Look below and pull out each line with the word "believe".

Stored data
** BEGIN **

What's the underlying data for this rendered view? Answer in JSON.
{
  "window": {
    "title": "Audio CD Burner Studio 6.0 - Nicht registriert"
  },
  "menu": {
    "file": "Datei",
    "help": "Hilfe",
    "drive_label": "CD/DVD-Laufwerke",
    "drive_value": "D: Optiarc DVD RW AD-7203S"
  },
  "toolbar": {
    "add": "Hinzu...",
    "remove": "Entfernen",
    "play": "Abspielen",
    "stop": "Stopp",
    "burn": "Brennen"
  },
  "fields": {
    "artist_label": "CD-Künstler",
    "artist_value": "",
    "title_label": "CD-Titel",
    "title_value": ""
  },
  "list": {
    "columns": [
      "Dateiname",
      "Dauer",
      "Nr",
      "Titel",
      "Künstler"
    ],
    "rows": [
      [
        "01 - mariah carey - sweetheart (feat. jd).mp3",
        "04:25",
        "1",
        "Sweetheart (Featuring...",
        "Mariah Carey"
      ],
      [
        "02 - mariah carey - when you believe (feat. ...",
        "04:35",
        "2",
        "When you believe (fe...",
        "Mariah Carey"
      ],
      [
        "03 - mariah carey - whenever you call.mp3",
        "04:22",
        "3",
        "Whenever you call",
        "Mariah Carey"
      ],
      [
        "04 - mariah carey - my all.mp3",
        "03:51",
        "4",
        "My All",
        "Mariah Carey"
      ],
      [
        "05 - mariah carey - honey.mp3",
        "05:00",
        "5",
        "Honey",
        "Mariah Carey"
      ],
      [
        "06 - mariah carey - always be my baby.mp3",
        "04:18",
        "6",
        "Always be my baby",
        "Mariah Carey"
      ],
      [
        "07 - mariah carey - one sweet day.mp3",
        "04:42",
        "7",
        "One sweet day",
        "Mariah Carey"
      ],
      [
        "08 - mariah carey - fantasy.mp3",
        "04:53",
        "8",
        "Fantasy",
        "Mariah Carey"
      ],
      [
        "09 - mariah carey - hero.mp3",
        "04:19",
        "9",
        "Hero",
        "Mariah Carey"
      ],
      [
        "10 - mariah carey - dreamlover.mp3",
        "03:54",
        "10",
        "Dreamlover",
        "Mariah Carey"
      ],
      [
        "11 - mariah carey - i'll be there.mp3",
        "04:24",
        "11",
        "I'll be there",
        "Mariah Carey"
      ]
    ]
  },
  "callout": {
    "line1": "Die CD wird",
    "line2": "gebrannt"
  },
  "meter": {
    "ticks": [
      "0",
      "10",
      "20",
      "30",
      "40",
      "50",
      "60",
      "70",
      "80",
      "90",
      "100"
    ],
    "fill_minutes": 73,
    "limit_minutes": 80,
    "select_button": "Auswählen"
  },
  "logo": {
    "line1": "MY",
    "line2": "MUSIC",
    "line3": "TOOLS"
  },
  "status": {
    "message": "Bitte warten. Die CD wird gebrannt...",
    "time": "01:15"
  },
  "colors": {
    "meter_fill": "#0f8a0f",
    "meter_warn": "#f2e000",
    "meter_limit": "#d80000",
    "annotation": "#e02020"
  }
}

** END **

• **RESULT FOR THIS EXERCISE**
        "02 - mariah carey - when you believe (feat. ...",
        "When you believe (fe...",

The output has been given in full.